_THE TASKS:_
- a) What botanical name does the I Ching passage give for yarrow?
- b) Reproduce the I Ching passage between "and many others." and "associated with it.", inclusive, with no changes.

_SOURCE PASSAGE:_
%%

The traditional method of consulting the I Ching is by using the stalk oracle. This is done by performing a procedure which uses 50 yarrow stalks.

Yarrow is a common plant which is native to many countries. Its botanical name is Achilles Millefolium. The name is reported to originate partly from the fact that Achilles used it to staunch the bleeding wounds of his soldiers. The Millefolium part of the name comes from the many segments of its foliage. Other names for the plant are:

Milfoil

Soldier's Woundwort

Thousand Weed

Nose Bleed

Bloodwort

Staunchweed

Sanguinary

and many others. Its foliage, as well as its stalks, have been used for the purpose of divination.

There are several rituals associated with the stalk oracle, including the burning of incense, the proper storage and handling of the stalks, and the proper mental preparation. My purpose here is to address the mathematics of the process, not the traditions. The traditions and their rationale are handled in great detail in the references.

First, I will describe the procedure. Then I will analyze the probabilities associated with it.

The oracle uses 50 yarrow stalks. At the beginning, one of the stalks is removed and placed aside. It is not used during the procedure. This leaves 49 stalks.

The 49 stalks are used to obtain the six lines of the hexagram. This is done by counting out the stalks to obtain a numerical value of either 2 or 3, and repeating the counting procedure three times for each line. I describe the details about how the stalks are counted later on.

Once the stalks have been counted, the seeker has three numerical values, each of which has the value of 2 or 3. The three values are added to obtain the numerical value of the line. You should be able to see the similarity with the coin oracle. Each line of the hexagram is obtained by adding the following values:

(2 or 3) + (2 or 3) + (2 or 3)

There are eight possible summations using these numbers:

2 + 2 + 2 = 6

2 + 2 + 3 = 7

2 + 3 + 2 = 7

2 + 3 + 3 = 8

3 + 2 + 2 = 7

3 + 2 + 3 = 8

3 + 3 + 2 = 8

3 + 3 + 3 = 9

The summation results in one of four possible values, which are 6, 7, 8, or 9. The even numbers represent yielding lines, and the odd numbers represent firm lines. The numerical values are mapped to lines using the following:

6 moving yielding line

7 static firm line

8 static yielding line

9 moving firm line

So far, the numerology is very similar to the coin oracle.

%%

_SUPPLIED RECORDS:_

%%

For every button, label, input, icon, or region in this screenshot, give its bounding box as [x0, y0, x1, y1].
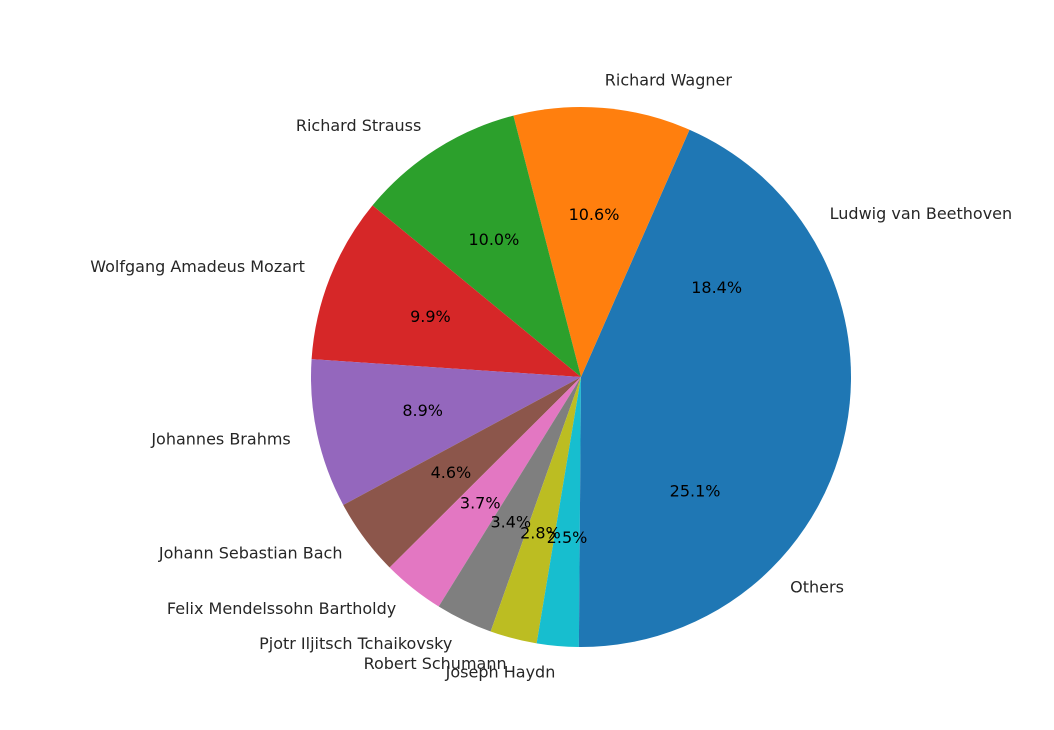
pie-percent-robert-schumann: 2.8% [520, 523, 561, 542]
pie-slice-johannes-brahms [311, 359, 581, 505]
pie-slice-felix-mendelssohn-bartholdy [389, 377, 581, 607]
pie-label-richard-strauss: Richard Strauss [296, 116, 421, 135]
pie-percent-johann-sebastian-bach: 4.6% [431, 463, 472, 482]
pie-percent-others: 25.1% [670, 482, 721, 501]
pie-slice-wolfgang-amadeus-mozart [311, 205, 581, 377]
pie-label-ludwig-van-beethoven: Ludwig van Beethoven [830, 204, 1013, 223]
pie-slice-ludwig-van-beethoven [581, 129, 851, 377]
pie-percent-joseph-haydn: 2.5% [547, 528, 588, 547]
pie-label-pjotr-iljitsch-tchaikovsky: Pjotr Iljitsch Tchaikovsky [259, 634, 452, 653]
pie-label-johannes-brahms: Johannes Brahms [150, 430, 290, 449]
pie-slice-others [578, 377, 851, 647]
pie-slice-robert-schumann [490, 377, 581, 644]
pie-label-felix-mendelssohn-bartholdy: Felix Mendelssohn Bartholdy [167, 599, 396, 618]
pie-label-joseph-haydn: Joseph Haydn [445, 662, 556, 681]
pie-label-wolfgang-amadeus-mozart: Wolfgang Amadeus Mozart [90, 257, 305, 276]
pie-labels: Ludwig van Beethoven 18.4% Richard Wagner 1… [90, 70, 1012, 681]
pie-percent-wolfgang-amadeus-mozart: 9.9% [410, 307, 451, 326]
pie-slice-pjotr-iljitsch-tchaikovsky [438, 377, 581, 632]
pie-slice-joseph-haydn [536, 377, 581, 647]
pie-label-johann-sebastian-bach: Johann Sebastian Bach [158, 543, 343, 562]
pie-label-robert-schumann: Robert Schumann [364, 654, 507, 673]
pie-label-richard-wagner: Richard Wagner [605, 70, 733, 89]
pie-percent-pjotr-iljitsch-tchaikovsky: 3.4% [490, 513, 531, 532]
pie-slices [311, 107, 851, 647]
pie-percent-felix-mendelssohn-bartholdy: 3.7% [460, 493, 501, 512]
pie-label-others: Others [790, 577, 844, 596]
pie-percent-johannes-brahms: 8.9% [402, 401, 443, 420]
pie-percent-richard-wagner: 10.6% [569, 205, 620, 224]
pie-slice-richard-wagner [513, 107, 690, 377]
pie-percent-ludwig-van-beethoven: 18.4% [691, 278, 742, 297]
pie-slice-johann-sebastian-bach [343, 377, 581, 568]
pie-percent-richard-strauss: 10.0% [468, 230, 519, 249]
pie-slice-richard-strauss [372, 115, 581, 378]
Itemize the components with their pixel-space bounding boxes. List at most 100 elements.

%%

_ANSWERS BELOW:_
- a) Achilles Millefolium

- b)
and many others. Its foliage, as well as its stalks, have been used for the purpose of divination.

There are several rituals associated with the stalk oracle, including the burning of incense, the proper storage and handling of the stalks, and the proper mental preparation. My purpose here is to address the mathematics of the process, not the traditions. The traditions and their rationale are handled in great detail in the references.

First, I will describe the procedure. Then I will analyze the probabilities associated with it.